TASK INSTRUCTIONS
Out of the lines below, please list those that hold the string "Random".

GIVEN DATA
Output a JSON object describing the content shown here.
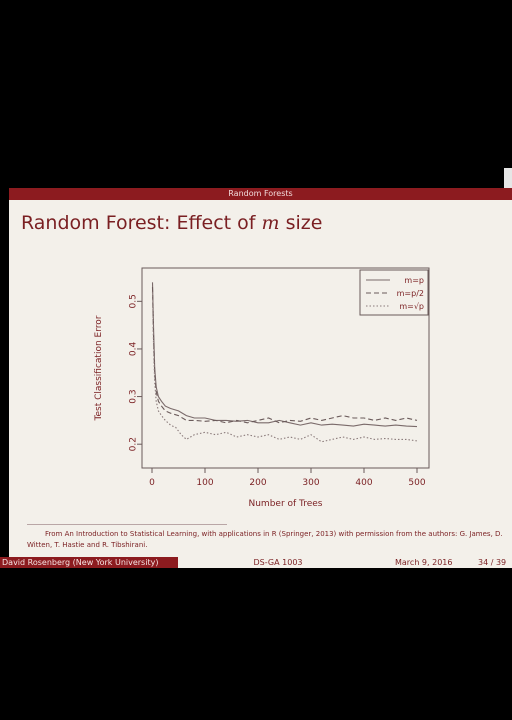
{
  "header": {
    "section": "Random Forests"
  },
  "slide": {
    "title_prefix": "Random Forest: Effect of ",
    "title_var": "m",
    "title_suffix": " size"
  },
  "chart_data": {
    "type": "line",
    "xlabel": "Number of Trees",
    "ylabel": "Test Classification Error",
    "xlim": [
      0,
      500
    ],
    "ylim": [
      0.15,
      0.57
    ],
    "xticks": [
      0,
      100,
      200,
      300,
      400,
      500
    ],
    "yticks": [
      0.2,
      0.3,
      0.4,
      0.5
    ],
    "legend_position": "top-right",
    "series": [
      {
        "name": "m=p",
        "style": "solid",
        "color": "#7a6a6a",
        "x": [
          1,
          3,
          5,
          8,
          12,
          18,
          25,
          35,
          50,
          65,
          80,
          100,
          120,
          140,
          160,
          180,
          200,
          220,
          240,
          260,
          280,
          300,
          320,
          340,
          360,
          380,
          400,
          420,
          440,
          460,
          480,
          500
        ],
        "y": [
          0.54,
          0.44,
          0.36,
          0.32,
          0.3,
          0.29,
          0.28,
          0.275,
          0.27,
          0.26,
          0.255,
          0.255,
          0.25,
          0.25,
          0.248,
          0.25,
          0.245,
          0.245,
          0.25,
          0.245,
          0.24,
          0.245,
          0.24,
          0.242,
          0.24,
          0.238,
          0.242,
          0.24,
          0.238,
          0.24,
          0.238,
          0.237
        ]
      },
      {
        "name": "m=p/2",
        "style": "dashed",
        "color": "#6a5a5a",
        "x": [
          1,
          3,
          5,
          8,
          12,
          18,
          25,
          35,
          50,
          65,
          80,
          100,
          120,
          140,
          160,
          180,
          200,
          220,
          240,
          260,
          280,
          300,
          320,
          340,
          360,
          380,
          400,
          420,
          440,
          460,
          480,
          500
        ],
        "y": [
          0.53,
          0.42,
          0.35,
          0.31,
          0.29,
          0.28,
          0.27,
          0.265,
          0.26,
          0.25,
          0.25,
          0.248,
          0.25,
          0.245,
          0.25,
          0.245,
          0.25,
          0.255,
          0.245,
          0.25,
          0.248,
          0.255,
          0.25,
          0.255,
          0.26,
          0.255,
          0.255,
          0.25,
          0.255,
          0.25,
          0.255,
          0.25
        ]
      },
      {
        "name": "m=√p",
        "style": "dotted",
        "color": "#8a7a7a",
        "x": [
          1,
          3,
          5,
          8,
          12,
          18,
          25,
          35,
          45,
          55,
          65,
          80,
          100,
          120,
          140,
          160,
          180,
          200,
          220,
          240,
          260,
          280,
          300,
          320,
          340,
          360,
          380,
          400,
          420,
          440,
          460,
          480,
          500
        ],
        "y": [
          0.52,
          0.4,
          0.33,
          0.29,
          0.27,
          0.26,
          0.25,
          0.24,
          0.235,
          0.22,
          0.21,
          0.22,
          0.225,
          0.22,
          0.225,
          0.215,
          0.22,
          0.215,
          0.22,
          0.21,
          0.215,
          0.21,
          0.22,
          0.205,
          0.21,
          0.215,
          0.21,
          0.215,
          0.21,
          0.212,
          0.21,
          0.21,
          0.207
        ]
      }
    ]
  },
  "source": {
    "text": "From An Introduction to Statistical Learning, with applications in R (Springer, 2013) with permission from the authors: G. James, D. Witten, T. Hastie and R. Tibshirani."
  },
  "footer": {
    "author": "David Rosenberg  (New York University)",
    "course": "DS-GA 1003",
    "date": "March 9, 2016",
    "page": "34 / 39"
  }
}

THE COMPLETED TASK
    "section": "Random Forests"
    "title_prefix": "Random Forest: Effect of ",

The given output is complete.